▶ _WRITTEN REQUEST_:
Leave out every picture, then transcribe the rest of the listing exactly.
(begin)
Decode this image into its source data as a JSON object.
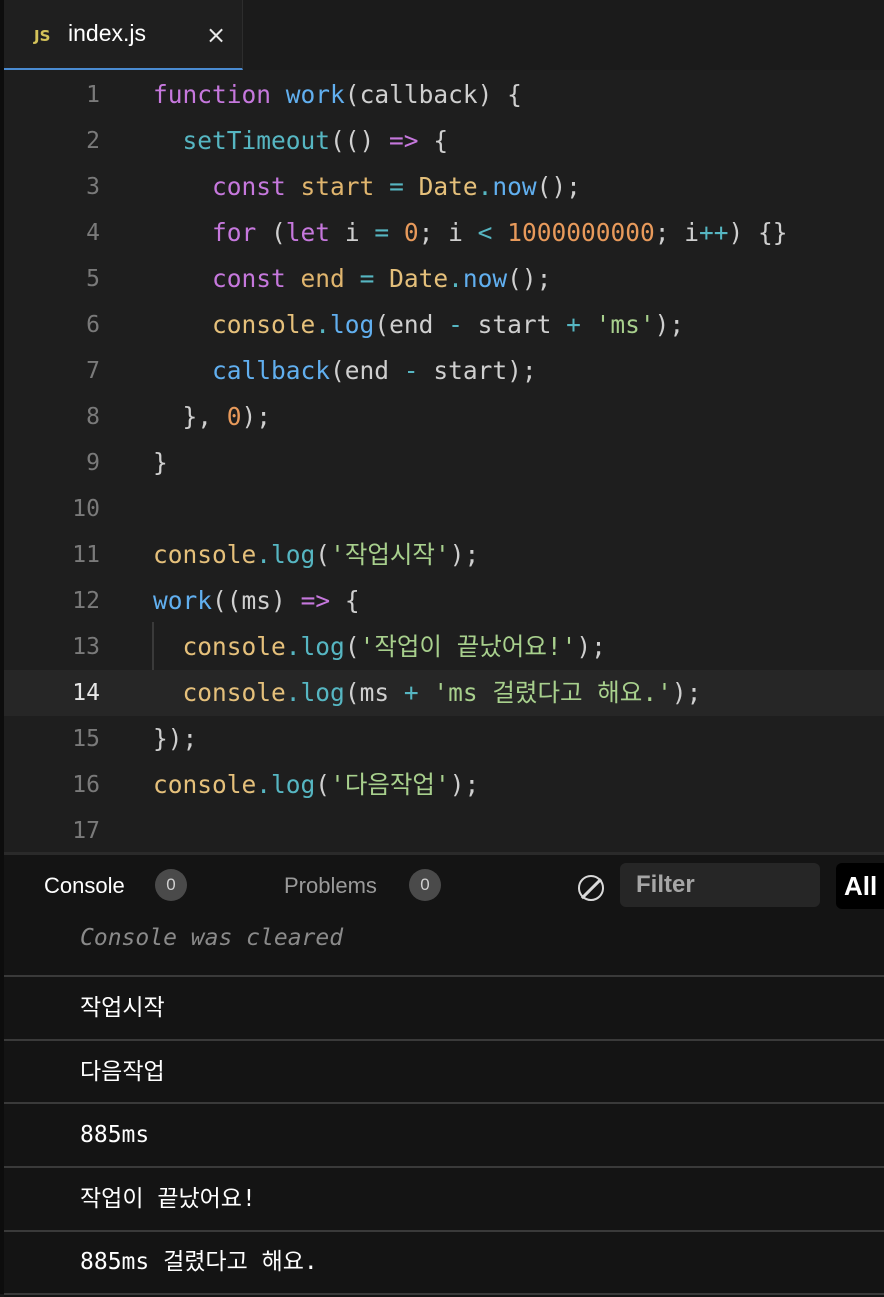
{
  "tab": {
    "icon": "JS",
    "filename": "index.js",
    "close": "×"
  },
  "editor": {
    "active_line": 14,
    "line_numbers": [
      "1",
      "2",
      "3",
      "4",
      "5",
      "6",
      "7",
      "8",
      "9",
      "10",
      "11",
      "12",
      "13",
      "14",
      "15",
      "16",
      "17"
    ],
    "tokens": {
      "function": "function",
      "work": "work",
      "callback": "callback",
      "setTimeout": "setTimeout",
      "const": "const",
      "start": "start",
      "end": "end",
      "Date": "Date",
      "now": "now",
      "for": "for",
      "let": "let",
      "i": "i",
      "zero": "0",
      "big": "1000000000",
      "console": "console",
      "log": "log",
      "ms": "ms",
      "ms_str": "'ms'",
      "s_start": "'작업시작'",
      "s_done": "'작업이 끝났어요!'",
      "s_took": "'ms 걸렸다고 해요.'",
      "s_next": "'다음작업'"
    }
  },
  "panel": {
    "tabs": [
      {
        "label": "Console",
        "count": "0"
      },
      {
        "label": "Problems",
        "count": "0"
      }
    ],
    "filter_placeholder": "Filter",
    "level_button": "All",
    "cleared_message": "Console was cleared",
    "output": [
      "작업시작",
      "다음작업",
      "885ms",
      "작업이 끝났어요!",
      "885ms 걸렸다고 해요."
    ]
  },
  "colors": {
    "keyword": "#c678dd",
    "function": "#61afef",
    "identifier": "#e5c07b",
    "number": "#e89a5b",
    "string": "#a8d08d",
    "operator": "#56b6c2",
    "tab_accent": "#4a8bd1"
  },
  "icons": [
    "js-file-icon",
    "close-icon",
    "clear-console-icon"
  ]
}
(end)
▶ _CORRECT OUTPUT_:
Decode this image into its source data as a JSON object.
{
  "tab": {
    "icon": "JS",
    "filename": "index.js",
    "close": "×"
  },
  "editor": {
    "active_line": 14,
    "line_numbers": [
      "1",
      "2",
      "3",
      "4",
      "5",
      "6",
      "7",
      "8",
      "9",
      "10",
      "11",
      "12",
      "13",
      "14",
      "15",
      "16",
      "17"
    ],
    "tokens": {
      "function": "function",
      "work": "work",
      "callback": "callback",
      "setTimeout": "setTimeout",
      "const": "const",
      "start": "start",
      "end": "end",
      "Date": "Date",
      "now": "now",
      "for": "for",
      "let": "let",
      "i": "i",
      "zero": "0",
      "big": "1000000000",
      "console": "console",
      "log": "log",
      "ms": "ms",
      "ms_str": "'ms'",
      "s_start": "'작업시작'",
      "s_done": "'작업이 끝났어요!'",
      "s_took": "'ms 걸렸다고 해요.'",
      "s_next": "'다음작업'"
    }
  },
  "panel": {
    "tabs": [
      {
        "label": "Console",
        "count": "0"
      },
      {
        "label": "Problems",
        "count": "0"
      }
    ],
    "filter_placeholder": "Filter",
    "level_button": "All",
    "cleared_message": "Console was cleared",
    "output": [
      "작업시작",
      "다음작업",
      "885ms",
      "작업이 끝났어요!",
      "885ms 걸렸다고 해요."
    ]
  },
  "colors": {
    "keyword": "#c678dd",
    "function": "#61afef",
    "identifier": "#e5c07b",
    "number": "#e89a5b",
    "string": "#a8d08d",
    "operator": "#56b6c2",
    "tab_accent": "#4a8bd1"
  },
  "icons": [
    "js-file-icon",
    "close-icon",
    "clear-console-icon"
  ]
}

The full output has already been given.